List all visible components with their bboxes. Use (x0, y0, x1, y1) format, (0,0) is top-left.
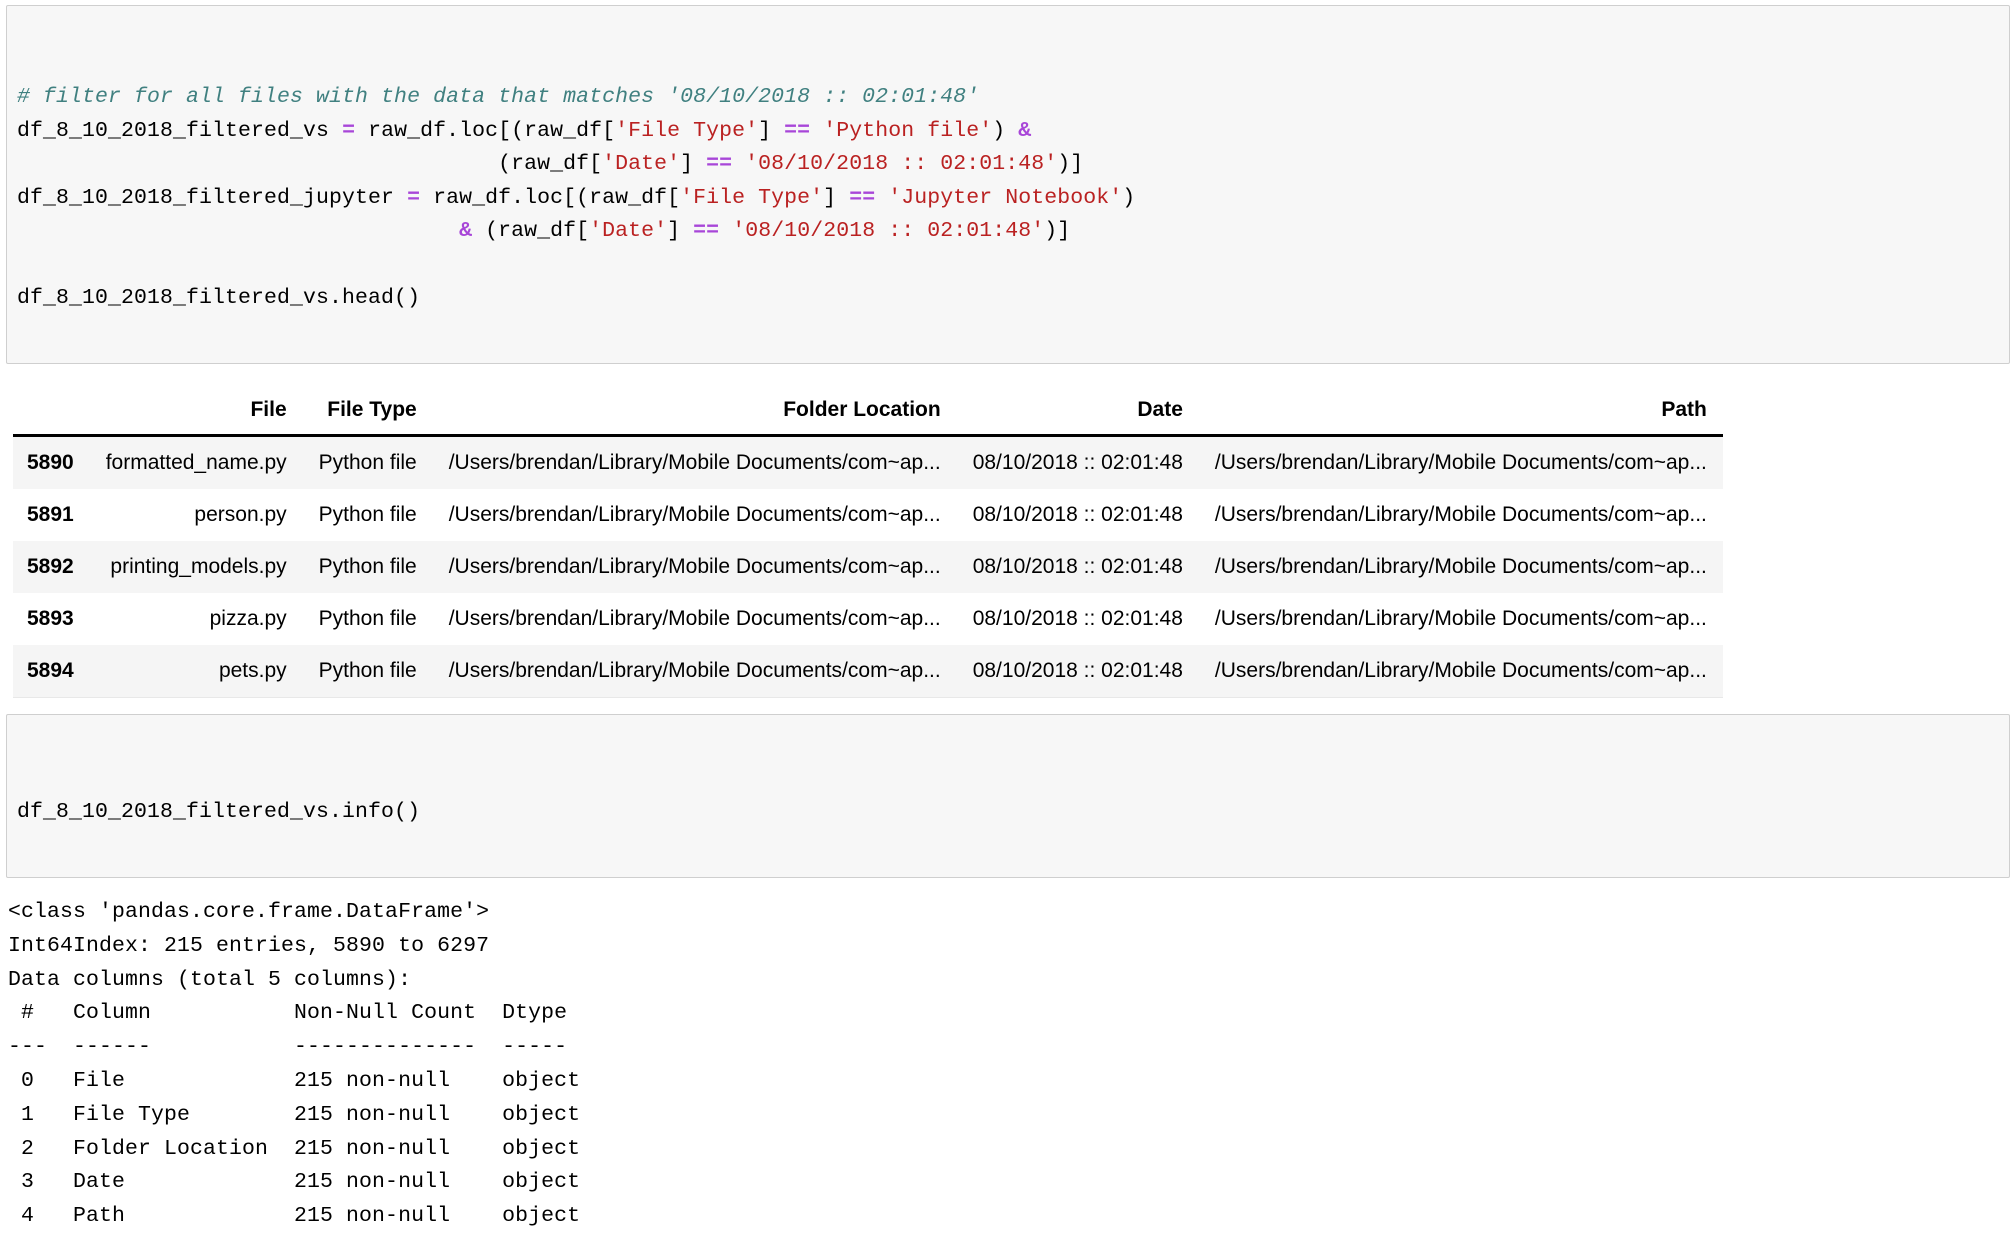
code-token-string: '08/10/2018 :: 02:01:48' (745, 152, 1058, 176)
code-token-plain: df_8_10_2018_filtered_jupyter (17, 185, 408, 210)
table-row: 5891 person.py Python file/Users/brendan/L… (13, 489, 1723, 541)
code-token-plain: (raw_df[ (472, 219, 590, 243)
code-token-plain: ] (758, 118, 785, 143)
code-token-op: = (342, 118, 356, 143)
code-token-plain: (raw_df[ (17, 152, 603, 176)
cell-path: /Users/brendan/Library/Mobile Documents/… (1198, 645, 1723, 698)
cell-file: pets.py (89, 645, 303, 698)
filter-code-cell[interactable]: # filter for all files with the data tha… (6, 5, 2010, 364)
column-header-date: Date (956, 388, 1199, 437)
cell-path: /Users/brendan/Library/Mobile Documents/… (1214, 555, 1707, 578)
dataframe-output: File File Type Folder Location Date Path… (13, 388, 1723, 698)
code-token-op: = (407, 185, 421, 210)
code-token-plain: ] (823, 185, 850, 210)
cell-date: 08/10/2018 :: 02:01:48 (972, 607, 1183, 630)
row-index: 5894 (13, 645, 90, 698)
column-header-folder-location: Folder Location (432, 388, 957, 437)
table-row: 5890 formatted_name.py Python file/Users/b… (13, 435, 1723, 489)
cell-file-type: Python file (318, 607, 417, 630)
code-token-plain: ] (667, 219, 694, 243)
code-token-plain: df_8_10_2018_filtered_vs (17, 118, 343, 143)
row-index: 5893 (27, 607, 74, 630)
cell-path: /Users/brendan/Library/Mobile Documents/… (1214, 607, 1707, 630)
dataframe-info-output: <class 'pandas.core.frame.DataFrame'> In… (8, 900, 581, 1229)
table-header-row: File File Type Folder Location Date Path (13, 388, 1723, 437)
cell-date: 08/10/2018 :: 02:01:48 (972, 503, 1183, 526)
code-token-plain: raw_df.loc[(raw_df[ (420, 185, 681, 210)
cell-folder-location: /Users/brendan/Library/Mobile Documents/… (448, 555, 941, 578)
code-cell-source[interactable]: df_8_10_2018_filtered_vs.info() (17, 796, 2009, 830)
cell-file-type: Python file (318, 555, 417, 578)
code-token-string: '08/10/2018 :: 02:01:48' (732, 219, 1045, 243)
column-header-path: Path (1198, 388, 1723, 437)
column-header-file-type: File Type (302, 388, 433, 437)
table-body: 5890 formatted_name.py Python file/Users/b… (13, 435, 1723, 698)
row-index: 5892 (27, 555, 74, 578)
code-token-string: 'Python file' (823, 118, 993, 143)
cell-date: 08/10/2018 :: 02:01:48 (972, 451, 1183, 474)
table-row: 5892 printing_models.py Python file/Users/… (13, 541, 1723, 593)
cell-path: /Users/brendan/Library/Mobile Documents/… (1214, 503, 1707, 526)
column-header-file: File (89, 388, 303, 437)
cell-file: formatted_name.py (105, 451, 287, 474)
code-token-op: == (849, 185, 876, 210)
column-header-index (13, 388, 90, 437)
code-cell-source[interactable]: # filter for all files with the data tha… (17, 81, 2009, 316)
code-token-op: & (1018, 118, 1032, 143)
table-row: 5893 pizza.py Python file/Users/brendan/Li… (13, 593, 1723, 645)
cell-folder-location: /Users/brendan/Library/Mobile Documents/… (432, 645, 957, 698)
code-token-op: == (706, 152, 733, 176)
code-token-string: 'Jupyter Notebook' (888, 185, 1123, 210)
row-index: 5890 (27, 451, 74, 474)
code-token-plain: ] (680, 152, 707, 176)
code-token-op: & (459, 219, 473, 243)
cell-file: pizza.py (209, 607, 287, 630)
cell-file-type: Python file (302, 645, 433, 698)
code-token-comment: # filter for all files with the data tha… (17, 85, 980, 109)
code-token-string: 'File Type' (680, 185, 824, 210)
code-token-op: == (693, 219, 720, 243)
cell-folder-location: /Users/brendan/Library/Mobile Documents/… (448, 607, 941, 630)
code-token-plain: ) (1122, 185, 1136, 210)
filtered-vs-head-table: File File Type Folder Location Date Path… (13, 388, 1723, 698)
cell-folder-location: /Users/brendan/Library/Mobile Documents/… (448, 451, 941, 474)
cell-date: 08/10/2018 :: 02:01:48 (956, 645, 1199, 698)
code-token-plain: ) (992, 118, 1019, 143)
table-header: File File Type Folder Location Date Path (13, 388, 1723, 437)
code-token-string: 'File Type' (615, 118, 759, 143)
cell-file-type: Python file (318, 451, 417, 474)
info-code-cell[interactable]: df_8_10_2018_filtered_vs.info() (6, 714, 2010, 878)
cell-file: person.py (194, 503, 287, 526)
code-token-string: 'Date' (589, 219, 668, 243)
code-token-string: 'Date' (602, 152, 681, 176)
row-index: 5891 (27, 503, 74, 526)
code-token-plain: df_8_10_2018_filtered_vs.head() (17, 286, 421, 310)
cell-file-type: Python file (318, 503, 417, 526)
cell-path: /Users/brendan/Library/Mobile Documents/… (1214, 451, 1707, 474)
cell-folder-location: /Users/brendan/Library/Mobile Documents/… (448, 503, 941, 526)
cell-file: printing_models.py (110, 555, 287, 578)
code-token-op: == (784, 118, 811, 143)
cell-date: 08/10/2018 :: 02:01:48 (972, 555, 1183, 578)
code-token-plain: raw_df.loc[(raw_df[ (355, 118, 616, 143)
table-row: 5894 pets.py Python file/Users/brendan/Lib… (13, 645, 1723, 698)
code-token-plain: )] (1057, 152, 1084, 176)
code-token-plain: )] (1044, 219, 1071, 243)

───

• **To do**
Extract every row above verbatim, leaving out the picture.

• **The solution**
List all visible components with their bboxes. Use (x0, y0, x1, y1) format, (0,0) is top-left.
code-token-string: '08/10/2018 :: 02:01:48' (745, 152, 1058, 176)
code-token-plain: df_8_10_2018_filtered_jupyter (17, 185, 408, 210)
table-row: 5891 person.py Python file/Users/brendan/L… (13, 489, 1723, 541)
code-token-plain: (raw_df[ (472, 219, 590, 243)
code-token-plain: ] (758, 118, 785, 143)
code-token-op: = (342, 118, 356, 143)
code-token-plain: (raw_df[ (17, 152, 603, 176)
cell-path: /Users/brendan/Library/Mobile Documents/… (1198, 645, 1723, 698)
cell-file: pets.py (89, 645, 303, 698)
filter-code-cell[interactable]: # filter for all files with the data tha… (6, 5, 2010, 364)
column-header-date: Date (956, 388, 1199, 437)
cell-path: /Users/brendan/Library/Mobile Documents/… (1214, 555, 1707, 578)
dataframe-output: File File Type Folder Location Date Path… (13, 388, 1723, 698)
code-token-op: = (407, 185, 421, 210)
code-token-plain: ] (823, 185, 850, 210)
cell-date: 08/10/2018 :: 02:01:48 (972, 607, 1183, 630)
row-index: 5894 (13, 645, 90, 698)
column-header-folder-location: Folder Location (432, 388, 957, 437)
table-row: 5890 formatted_name.py Python file/Users/b… (13, 435, 1723, 489)
cell-file-type: Python file (318, 607, 417, 630)
code-token-plain: ] (667, 219, 694, 243)
code-token-plain: df_8_10_2018_filtered_vs (17, 118, 343, 143)
row-index: 5893 (27, 607, 74, 630)
cell-path: /Users/brendan/Library/Mobile Documents/… (1214, 607, 1707, 630)
dataframe-info-output: <class 'pandas.core.frame.DataFrame'> In… (8, 900, 581, 1229)
table-header-row: File File Type Folder Location Date Path (13, 388, 1723, 437)
cell-date: 08/10/2018 :: 02:01:48 (972, 503, 1183, 526)
code-token-plain: raw_df.loc[(raw_df[ (420, 185, 681, 210)
cell-folder-location: /Users/brendan/Library/Mobile Documents/… (448, 555, 941, 578)
code-cell-source[interactable]: df_8_10_2018_filtered_vs.info() (17, 796, 2009, 830)
cell-file-type: Python file (318, 555, 417, 578)
code-token-string: '08/10/2018 :: 02:01:48' (732, 219, 1045, 243)
column-header-path: Path (1198, 388, 1723, 437)
column-header-file-type: File Type (302, 388, 433, 437)
table-body: 5890 formatted_name.py Python file/Users/b… (13, 435, 1723, 698)
row-index: 5892 (27, 555, 74, 578)
code-token-string: 'Python file' (823, 118, 993, 143)
cell-date: 08/10/2018 :: 02:01:48 (972, 451, 1183, 474)
table-row: 5892 printing_models.py Python file/Users/… (13, 541, 1723, 593)
cell-path: /Users/brendan/Library/Mobile Documents/… (1214, 503, 1707, 526)
column-header-file: File (89, 388, 303, 437)
cell-file: formatted_name.py (105, 451, 287, 474)
code-token-op: == (849, 185, 876, 210)
column-header-index (13, 388, 90, 437)
code-cell-source[interactable]: # filter for all files with the data tha… (17, 81, 2009, 316)
code-token-op: & (1018, 118, 1032, 143)
table-row: 5893 pizza.py Python file/Users/brendan/Li… (13, 593, 1723, 645)
cell-folder-location: /Users/brendan/Library/Mobile Documents/… (432, 645, 957, 698)
code-token-op: == (706, 152, 733, 176)
code-token-string: 'Jupyter Notebook' (888, 185, 1123, 210)
row-index: 5890 (27, 451, 74, 474)
code-token-plain: ] (680, 152, 707, 176)
code-token-op: & (459, 219, 473, 243)
cell-file: pizza.py (209, 607, 287, 630)
cell-file-type: Python file (302, 645, 433, 698)
code-token-comment: # filter for all files with the data tha… (17, 85, 980, 109)
code-token-string: 'File Type' (680, 185, 824, 210)
code-token-op: == (693, 219, 720, 243)
cell-folder-location: /Users/brendan/Library/Mobile Documents/… (448, 607, 941, 630)
code-token-plain: ) (1122, 185, 1136, 210)
filtered-vs-head-table: File File Type Folder Location Date Path… (13, 388, 1723, 698)
cell-folder-location: /Users/brendan/Library/Mobile Documents/… (448, 451, 941, 474)
cell-date: 08/10/2018 :: 02:01:48 (956, 645, 1199, 698)
code-token-plain: ) (992, 118, 1019, 143)
table-header: File File Type Folder Location Date Path (13, 388, 1723, 437)
code-token-string: 'File Type' (615, 118, 759, 143)
cell-file-type: Python file (318, 451, 417, 474)
info-code-cell[interactable]: df_8_10_2018_filtered_vs.info() (6, 714, 2010, 878)
cell-file: person.py (194, 503, 287, 526)
code-token-string: 'Date' (589, 219, 668, 243)
code-token-string: 'Date' (602, 152, 681, 176)
row-index: 5891 (27, 503, 74, 526)
code-token-plain: df_8_10_2018_filtered_vs.head() (17, 286, 421, 310)
cell-file-type: Python file (318, 503, 417, 526)
cell-path: /Users/brendan/Library/Mobile Documents/… (1214, 451, 1707, 474)
cell-folder-location: /Users/brendan/Library/Mobile Documents/… (448, 503, 941, 526)
cell-file: printing_models.py (110, 555, 287, 578)
code-token-op: == (784, 118, 811, 143)
cell-date: 08/10/2018 :: 02:01:48 (972, 555, 1183, 578)
code-token-plain: raw_df.loc[(raw_df[ (355, 118, 616, 143)
table-row: 5894 pets.py Python file/Users/brendan/Lib… (13, 645, 1723, 698)
code-token-plain: )] (1057, 152, 1084, 176)
code-token-plain: )] (1044, 219, 1071, 243)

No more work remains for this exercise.